:: DIRECTION ::
Give the number of lines in the data that contain "screenshot", and nothing more.

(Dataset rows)
^^^^^^^^^^^^^^^^

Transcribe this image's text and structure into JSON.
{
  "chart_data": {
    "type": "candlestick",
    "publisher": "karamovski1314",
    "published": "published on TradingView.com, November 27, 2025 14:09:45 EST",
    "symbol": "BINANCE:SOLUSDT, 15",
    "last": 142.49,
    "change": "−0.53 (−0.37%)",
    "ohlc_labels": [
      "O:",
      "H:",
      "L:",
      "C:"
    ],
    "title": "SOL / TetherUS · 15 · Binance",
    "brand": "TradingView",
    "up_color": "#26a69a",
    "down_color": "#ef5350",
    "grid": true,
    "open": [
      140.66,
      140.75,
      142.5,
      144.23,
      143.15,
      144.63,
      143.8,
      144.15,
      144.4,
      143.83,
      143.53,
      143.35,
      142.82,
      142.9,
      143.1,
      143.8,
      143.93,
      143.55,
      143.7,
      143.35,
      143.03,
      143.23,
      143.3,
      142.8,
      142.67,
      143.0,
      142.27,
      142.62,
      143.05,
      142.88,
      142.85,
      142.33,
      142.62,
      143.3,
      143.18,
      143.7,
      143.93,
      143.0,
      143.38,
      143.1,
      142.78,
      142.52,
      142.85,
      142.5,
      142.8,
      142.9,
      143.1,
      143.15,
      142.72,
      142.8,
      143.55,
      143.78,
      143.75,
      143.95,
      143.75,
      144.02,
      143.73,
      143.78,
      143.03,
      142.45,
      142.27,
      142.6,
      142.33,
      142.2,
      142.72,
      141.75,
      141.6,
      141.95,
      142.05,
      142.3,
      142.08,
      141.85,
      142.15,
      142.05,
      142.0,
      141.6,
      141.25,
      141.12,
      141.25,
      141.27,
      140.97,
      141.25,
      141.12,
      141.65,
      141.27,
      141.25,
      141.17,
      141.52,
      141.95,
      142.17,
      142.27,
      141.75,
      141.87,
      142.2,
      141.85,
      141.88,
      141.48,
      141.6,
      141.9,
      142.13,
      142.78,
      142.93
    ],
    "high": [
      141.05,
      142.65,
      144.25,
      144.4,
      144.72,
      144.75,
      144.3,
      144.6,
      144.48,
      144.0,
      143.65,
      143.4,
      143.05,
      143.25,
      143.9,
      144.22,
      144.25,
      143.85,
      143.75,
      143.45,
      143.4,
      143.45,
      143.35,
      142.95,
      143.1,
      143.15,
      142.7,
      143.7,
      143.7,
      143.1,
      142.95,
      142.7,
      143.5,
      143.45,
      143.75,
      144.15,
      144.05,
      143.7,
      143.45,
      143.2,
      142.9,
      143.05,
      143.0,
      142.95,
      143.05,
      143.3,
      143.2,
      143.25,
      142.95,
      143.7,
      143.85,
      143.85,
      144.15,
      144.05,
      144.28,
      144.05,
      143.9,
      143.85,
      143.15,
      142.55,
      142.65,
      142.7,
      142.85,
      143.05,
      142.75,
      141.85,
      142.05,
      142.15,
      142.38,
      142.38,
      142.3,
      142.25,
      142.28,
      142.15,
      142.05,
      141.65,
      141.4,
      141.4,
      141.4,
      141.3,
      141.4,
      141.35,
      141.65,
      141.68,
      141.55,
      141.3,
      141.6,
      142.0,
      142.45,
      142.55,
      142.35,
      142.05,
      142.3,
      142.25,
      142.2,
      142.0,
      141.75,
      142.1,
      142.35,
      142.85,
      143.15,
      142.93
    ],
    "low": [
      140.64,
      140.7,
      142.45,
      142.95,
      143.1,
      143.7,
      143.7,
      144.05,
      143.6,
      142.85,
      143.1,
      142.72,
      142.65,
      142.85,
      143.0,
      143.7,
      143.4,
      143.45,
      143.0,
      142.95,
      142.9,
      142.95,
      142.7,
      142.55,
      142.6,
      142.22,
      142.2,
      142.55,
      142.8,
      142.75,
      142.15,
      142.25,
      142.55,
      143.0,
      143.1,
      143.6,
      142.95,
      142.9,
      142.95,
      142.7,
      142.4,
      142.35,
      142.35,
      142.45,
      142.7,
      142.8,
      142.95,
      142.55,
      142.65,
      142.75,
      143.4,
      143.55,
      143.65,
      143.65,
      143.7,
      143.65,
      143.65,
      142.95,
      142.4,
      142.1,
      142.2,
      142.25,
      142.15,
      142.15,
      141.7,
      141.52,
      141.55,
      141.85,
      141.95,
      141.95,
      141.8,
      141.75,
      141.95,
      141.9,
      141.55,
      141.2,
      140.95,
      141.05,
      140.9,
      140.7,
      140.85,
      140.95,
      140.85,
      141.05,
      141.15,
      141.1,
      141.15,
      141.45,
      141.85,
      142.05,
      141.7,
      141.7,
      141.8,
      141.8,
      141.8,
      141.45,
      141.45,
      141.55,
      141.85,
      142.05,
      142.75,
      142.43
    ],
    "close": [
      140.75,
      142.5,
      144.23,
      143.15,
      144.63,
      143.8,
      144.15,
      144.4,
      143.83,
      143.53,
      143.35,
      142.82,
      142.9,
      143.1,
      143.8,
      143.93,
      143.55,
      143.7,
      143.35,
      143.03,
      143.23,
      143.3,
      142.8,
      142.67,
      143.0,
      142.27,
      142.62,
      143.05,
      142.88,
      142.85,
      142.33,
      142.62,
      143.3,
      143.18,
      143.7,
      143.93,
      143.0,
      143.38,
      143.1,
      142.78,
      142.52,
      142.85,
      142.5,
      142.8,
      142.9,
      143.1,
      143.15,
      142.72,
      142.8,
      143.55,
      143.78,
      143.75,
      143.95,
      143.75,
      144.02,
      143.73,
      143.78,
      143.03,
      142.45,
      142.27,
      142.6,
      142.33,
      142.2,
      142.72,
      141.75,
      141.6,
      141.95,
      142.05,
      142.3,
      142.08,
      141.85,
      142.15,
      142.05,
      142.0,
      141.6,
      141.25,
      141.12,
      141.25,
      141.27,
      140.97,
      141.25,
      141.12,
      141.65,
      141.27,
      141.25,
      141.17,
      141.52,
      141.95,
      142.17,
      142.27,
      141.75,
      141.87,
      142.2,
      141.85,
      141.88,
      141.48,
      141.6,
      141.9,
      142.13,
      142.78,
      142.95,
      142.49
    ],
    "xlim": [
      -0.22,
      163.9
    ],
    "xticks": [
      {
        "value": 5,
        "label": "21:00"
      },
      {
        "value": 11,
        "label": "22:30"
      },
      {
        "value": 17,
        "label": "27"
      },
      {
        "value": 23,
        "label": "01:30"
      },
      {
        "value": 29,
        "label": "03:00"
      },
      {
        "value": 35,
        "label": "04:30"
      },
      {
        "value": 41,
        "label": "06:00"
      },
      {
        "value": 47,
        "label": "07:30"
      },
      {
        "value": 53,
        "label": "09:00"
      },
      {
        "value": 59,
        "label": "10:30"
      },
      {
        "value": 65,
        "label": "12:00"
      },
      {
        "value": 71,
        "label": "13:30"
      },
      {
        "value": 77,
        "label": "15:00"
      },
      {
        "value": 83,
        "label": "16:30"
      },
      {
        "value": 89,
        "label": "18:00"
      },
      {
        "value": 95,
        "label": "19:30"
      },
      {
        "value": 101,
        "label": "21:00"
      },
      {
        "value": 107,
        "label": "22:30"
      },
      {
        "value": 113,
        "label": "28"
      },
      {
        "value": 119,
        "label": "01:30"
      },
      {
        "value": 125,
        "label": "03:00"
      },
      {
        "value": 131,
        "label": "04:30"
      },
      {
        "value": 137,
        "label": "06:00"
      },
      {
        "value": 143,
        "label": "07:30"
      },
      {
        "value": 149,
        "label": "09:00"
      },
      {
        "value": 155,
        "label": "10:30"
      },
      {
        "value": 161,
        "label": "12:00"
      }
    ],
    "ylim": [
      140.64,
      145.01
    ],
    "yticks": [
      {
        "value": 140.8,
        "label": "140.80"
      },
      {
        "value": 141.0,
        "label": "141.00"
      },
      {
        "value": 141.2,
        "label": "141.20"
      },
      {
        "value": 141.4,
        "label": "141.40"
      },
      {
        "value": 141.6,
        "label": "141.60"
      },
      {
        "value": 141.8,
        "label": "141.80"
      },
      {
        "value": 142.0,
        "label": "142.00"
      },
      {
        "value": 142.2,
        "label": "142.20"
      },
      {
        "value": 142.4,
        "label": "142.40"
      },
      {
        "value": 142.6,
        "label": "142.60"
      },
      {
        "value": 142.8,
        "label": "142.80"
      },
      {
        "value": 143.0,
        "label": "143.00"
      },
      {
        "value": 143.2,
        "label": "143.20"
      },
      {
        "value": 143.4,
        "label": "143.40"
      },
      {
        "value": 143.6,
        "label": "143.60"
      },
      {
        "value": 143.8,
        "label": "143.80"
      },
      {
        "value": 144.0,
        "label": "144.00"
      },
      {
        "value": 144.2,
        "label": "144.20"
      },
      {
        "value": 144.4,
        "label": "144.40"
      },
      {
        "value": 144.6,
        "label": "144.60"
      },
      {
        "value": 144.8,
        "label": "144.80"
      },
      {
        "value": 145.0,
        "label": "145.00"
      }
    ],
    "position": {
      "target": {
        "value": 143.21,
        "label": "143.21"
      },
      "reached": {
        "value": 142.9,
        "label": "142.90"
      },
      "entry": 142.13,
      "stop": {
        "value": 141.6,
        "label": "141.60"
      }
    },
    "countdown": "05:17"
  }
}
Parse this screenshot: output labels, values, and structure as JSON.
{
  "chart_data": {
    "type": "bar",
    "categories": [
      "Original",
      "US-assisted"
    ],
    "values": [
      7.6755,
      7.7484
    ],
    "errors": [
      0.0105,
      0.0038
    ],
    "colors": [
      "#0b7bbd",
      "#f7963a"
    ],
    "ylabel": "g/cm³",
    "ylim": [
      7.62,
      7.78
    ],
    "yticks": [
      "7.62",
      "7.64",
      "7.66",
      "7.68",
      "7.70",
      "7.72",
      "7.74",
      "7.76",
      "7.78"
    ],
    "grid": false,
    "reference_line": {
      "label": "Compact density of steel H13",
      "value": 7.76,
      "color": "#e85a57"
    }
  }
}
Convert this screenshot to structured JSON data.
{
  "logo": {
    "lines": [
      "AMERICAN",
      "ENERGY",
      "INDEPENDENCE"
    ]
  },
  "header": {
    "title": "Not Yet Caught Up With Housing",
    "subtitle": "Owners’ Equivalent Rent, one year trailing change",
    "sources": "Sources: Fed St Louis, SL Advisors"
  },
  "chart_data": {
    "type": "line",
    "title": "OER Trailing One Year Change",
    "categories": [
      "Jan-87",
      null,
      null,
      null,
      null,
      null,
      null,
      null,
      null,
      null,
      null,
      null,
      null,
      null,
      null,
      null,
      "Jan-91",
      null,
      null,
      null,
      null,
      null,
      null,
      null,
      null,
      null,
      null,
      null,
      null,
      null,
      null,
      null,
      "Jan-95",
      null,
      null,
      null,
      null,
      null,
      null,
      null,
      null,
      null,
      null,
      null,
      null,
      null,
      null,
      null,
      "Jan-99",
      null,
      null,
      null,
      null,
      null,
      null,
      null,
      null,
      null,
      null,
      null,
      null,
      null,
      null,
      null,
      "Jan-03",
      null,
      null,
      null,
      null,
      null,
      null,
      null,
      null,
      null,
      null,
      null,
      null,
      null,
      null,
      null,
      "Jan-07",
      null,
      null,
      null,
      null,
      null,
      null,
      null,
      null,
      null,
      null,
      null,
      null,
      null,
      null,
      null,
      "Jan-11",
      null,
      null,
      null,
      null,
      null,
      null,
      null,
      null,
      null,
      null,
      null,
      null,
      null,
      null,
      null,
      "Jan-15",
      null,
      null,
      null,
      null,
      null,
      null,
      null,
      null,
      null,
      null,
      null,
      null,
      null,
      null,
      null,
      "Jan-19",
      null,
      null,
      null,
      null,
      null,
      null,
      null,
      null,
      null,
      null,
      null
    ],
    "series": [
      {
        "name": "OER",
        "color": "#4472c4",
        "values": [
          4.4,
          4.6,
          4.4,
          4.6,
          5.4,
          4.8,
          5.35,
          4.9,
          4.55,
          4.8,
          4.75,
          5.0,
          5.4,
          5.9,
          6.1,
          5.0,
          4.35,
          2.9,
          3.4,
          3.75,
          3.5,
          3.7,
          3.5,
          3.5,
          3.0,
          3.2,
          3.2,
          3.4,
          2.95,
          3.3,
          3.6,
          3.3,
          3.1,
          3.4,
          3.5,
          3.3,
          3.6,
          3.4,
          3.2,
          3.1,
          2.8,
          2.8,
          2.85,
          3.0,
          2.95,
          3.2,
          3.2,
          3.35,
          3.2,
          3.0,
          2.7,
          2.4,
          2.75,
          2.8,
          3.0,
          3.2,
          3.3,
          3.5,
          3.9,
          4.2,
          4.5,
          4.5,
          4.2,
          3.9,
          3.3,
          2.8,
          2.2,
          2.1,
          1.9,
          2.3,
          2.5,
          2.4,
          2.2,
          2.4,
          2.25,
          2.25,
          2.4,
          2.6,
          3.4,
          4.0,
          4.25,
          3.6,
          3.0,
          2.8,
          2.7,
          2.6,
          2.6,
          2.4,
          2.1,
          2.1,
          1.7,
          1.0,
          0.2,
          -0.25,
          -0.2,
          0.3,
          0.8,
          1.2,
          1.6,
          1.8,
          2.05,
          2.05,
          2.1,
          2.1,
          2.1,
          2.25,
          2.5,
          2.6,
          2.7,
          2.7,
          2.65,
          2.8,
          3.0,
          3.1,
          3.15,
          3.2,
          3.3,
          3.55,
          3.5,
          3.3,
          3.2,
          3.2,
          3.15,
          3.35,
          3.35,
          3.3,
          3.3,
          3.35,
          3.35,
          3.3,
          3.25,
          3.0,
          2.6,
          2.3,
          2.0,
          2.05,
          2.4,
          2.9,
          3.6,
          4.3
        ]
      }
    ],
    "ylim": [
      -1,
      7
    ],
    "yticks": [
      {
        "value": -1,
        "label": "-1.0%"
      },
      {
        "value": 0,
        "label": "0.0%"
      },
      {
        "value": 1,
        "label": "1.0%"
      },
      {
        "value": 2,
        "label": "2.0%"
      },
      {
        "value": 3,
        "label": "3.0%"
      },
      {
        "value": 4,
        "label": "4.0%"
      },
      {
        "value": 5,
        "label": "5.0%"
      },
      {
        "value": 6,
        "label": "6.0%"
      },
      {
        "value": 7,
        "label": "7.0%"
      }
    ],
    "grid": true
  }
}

^^^^^^^^^^^^^^^^

:: EXERCISE OUTPUT ::
2